-- begin --
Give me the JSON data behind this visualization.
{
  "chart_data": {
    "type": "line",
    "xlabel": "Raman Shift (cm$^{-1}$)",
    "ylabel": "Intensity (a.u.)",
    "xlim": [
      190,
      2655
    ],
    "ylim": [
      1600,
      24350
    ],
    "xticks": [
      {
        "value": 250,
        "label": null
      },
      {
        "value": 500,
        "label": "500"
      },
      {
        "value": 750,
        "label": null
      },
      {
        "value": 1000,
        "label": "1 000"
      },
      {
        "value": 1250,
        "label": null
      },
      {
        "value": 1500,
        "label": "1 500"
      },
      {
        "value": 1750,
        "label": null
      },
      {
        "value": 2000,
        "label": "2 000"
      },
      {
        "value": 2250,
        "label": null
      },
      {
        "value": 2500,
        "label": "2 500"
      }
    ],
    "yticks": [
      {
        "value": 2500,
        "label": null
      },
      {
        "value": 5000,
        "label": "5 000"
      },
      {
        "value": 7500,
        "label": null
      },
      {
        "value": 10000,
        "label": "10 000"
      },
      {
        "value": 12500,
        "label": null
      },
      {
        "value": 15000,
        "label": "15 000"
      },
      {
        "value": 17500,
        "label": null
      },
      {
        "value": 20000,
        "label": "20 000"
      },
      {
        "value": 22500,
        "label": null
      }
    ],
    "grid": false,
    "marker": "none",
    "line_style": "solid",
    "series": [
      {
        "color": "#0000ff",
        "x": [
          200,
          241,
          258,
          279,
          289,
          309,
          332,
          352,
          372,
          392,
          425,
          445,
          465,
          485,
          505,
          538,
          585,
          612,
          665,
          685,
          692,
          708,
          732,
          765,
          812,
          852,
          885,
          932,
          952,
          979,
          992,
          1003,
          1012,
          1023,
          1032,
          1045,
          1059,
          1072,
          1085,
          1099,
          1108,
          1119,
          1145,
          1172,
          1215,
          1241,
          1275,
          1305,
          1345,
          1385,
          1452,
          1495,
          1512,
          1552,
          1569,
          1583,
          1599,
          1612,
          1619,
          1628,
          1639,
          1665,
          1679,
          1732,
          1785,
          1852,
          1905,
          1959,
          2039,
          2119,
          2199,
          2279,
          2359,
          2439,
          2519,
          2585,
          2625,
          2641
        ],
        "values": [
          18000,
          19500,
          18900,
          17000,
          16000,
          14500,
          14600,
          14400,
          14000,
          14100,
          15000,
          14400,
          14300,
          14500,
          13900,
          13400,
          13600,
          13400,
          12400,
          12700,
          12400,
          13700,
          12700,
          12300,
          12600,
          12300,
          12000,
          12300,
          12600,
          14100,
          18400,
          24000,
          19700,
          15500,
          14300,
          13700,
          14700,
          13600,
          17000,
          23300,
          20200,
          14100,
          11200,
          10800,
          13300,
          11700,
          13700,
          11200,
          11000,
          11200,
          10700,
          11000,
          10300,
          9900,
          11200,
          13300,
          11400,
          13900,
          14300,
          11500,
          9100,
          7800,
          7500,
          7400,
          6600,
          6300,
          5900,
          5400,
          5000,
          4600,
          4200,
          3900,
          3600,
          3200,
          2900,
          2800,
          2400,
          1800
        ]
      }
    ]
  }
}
-- end --
SET EXERCISE: From the listing above, extract every line exactly as it stands.

WRITTEN ANSWER:
Give me the JSON data behind this visualization.
{
  "chart_data": {
    "type": "line",
    "xlabel": "Raman Shift (cm$^{-1}$)",
    "ylabel": "Intensity (a.u.)",
    "xlim": [
      190,
      2655
    ],
    "ylim": [
      1600,
      24350
    ],
    "xticks": [
      {
        "value": 250,
        "label": null
      },
      {
        "value": 500,
        "label": "500"
      },
      {
        "value": 750,
        "label": null
      },
      {
        "value": 1000,
        "label": "1 000"
      },
      {
        "value": 1250,
        "label": null
      },
      {
        "value": 1500,
        "label": "1 500"
      },
      {
        "value": 1750,
        "label": null
      },
      {
        "value": 2000,
        "label": "2 000"
      },
      {
        "value": 2250,
        "label": null
      },
      {
        "value": 2500,
        "label": "2 500"
      }
    ],
    "yticks": [
      {
        "value": 2500,
        "label": null
      },
      {
        "value": 5000,
        "label": "5 000"
      },
      {
        "value": 7500,
        "label": null
      },
      {
        "value": 10000,
        "label": "10 000"
      },
      {
        "value": 12500,
        "label": null
      },
      {
        "value": 15000,
        "label": "15 000"
      },
      {
        "value": 17500,
        "label": null
      },
      {
        "value": 20000,
        "label": "20 000"
      },
      {
        "value": 22500,
        "label": null
      }
    ],
    "grid": false,
    "marker": "none",
    "line_style": "solid",
    "series": [
      {
        "color": "#0000ff",
        "x": [
          200,
          241,
          258,
          279,
          289,
          309,
          332,
          352,
          372,
          392,
          425,
          445,
          465,
          485,
          505,
          538,
          585,
          612,
          665,
          685,
          692,
          708,
          732,
          765,
          812,
          852,
          885,
          932,
          952,
          979,
          992,
          1003,
          1012,
          1023,
          1032,
          1045,
          1059,
          1072,
          1085,
          1099,
          1108,
          1119,
          1145,
          1172,
          1215,
          1241,
          1275,
          1305,
          1345,
          1385,
          1452,
          1495,
          1512,
          1552,
          1569,
          1583,
          1599,
          1612,
          1619,
          1628,
          1639,
          1665,
          1679,
          1732,
          1785,
          1852,
          1905,
          1959,
          2039,
          2119,
          2199,
          2279,
          2359,
          2439,
          2519,
          2585,
          2625,
          2641
        ],
        "values": [
          18000,
          19500,
          18900,
          17000,
          16000,
          14500,
          14600,
          14400,
          14000,
          14100,
          15000,
          14400,
          14300,
          14500,
          13900,
          13400,
          13600,
          13400,
          12400,
          12700,
          12400,
          13700,
          12700,
          12300,
          12600,
          12300,
          12000,
          12300,
          12600,
          14100,
          18400,
          24000,
          19700,
          15500,
          14300,
          13700,
          14700,
          13600,
          17000,
          23300,
          20200,
          14100,
          11200,
          10800,
          13300,
          11700,
          13700,
          11200,
          11000,
          11200,
          10700,
          11000,
          10300,
          9900,
          11200,
          13300,
          11400,
          13900,
          14300,
          11500,
          9100,
          7800,
          7500,
          7400,
          6600,
          6300,
          5900,
          5400,
          5000,
          4600,
          4200,
          3900,
          3600,
          3200,
          2900,
          2800,
          2400,
          1800
        ]
      }
    ]
  }
}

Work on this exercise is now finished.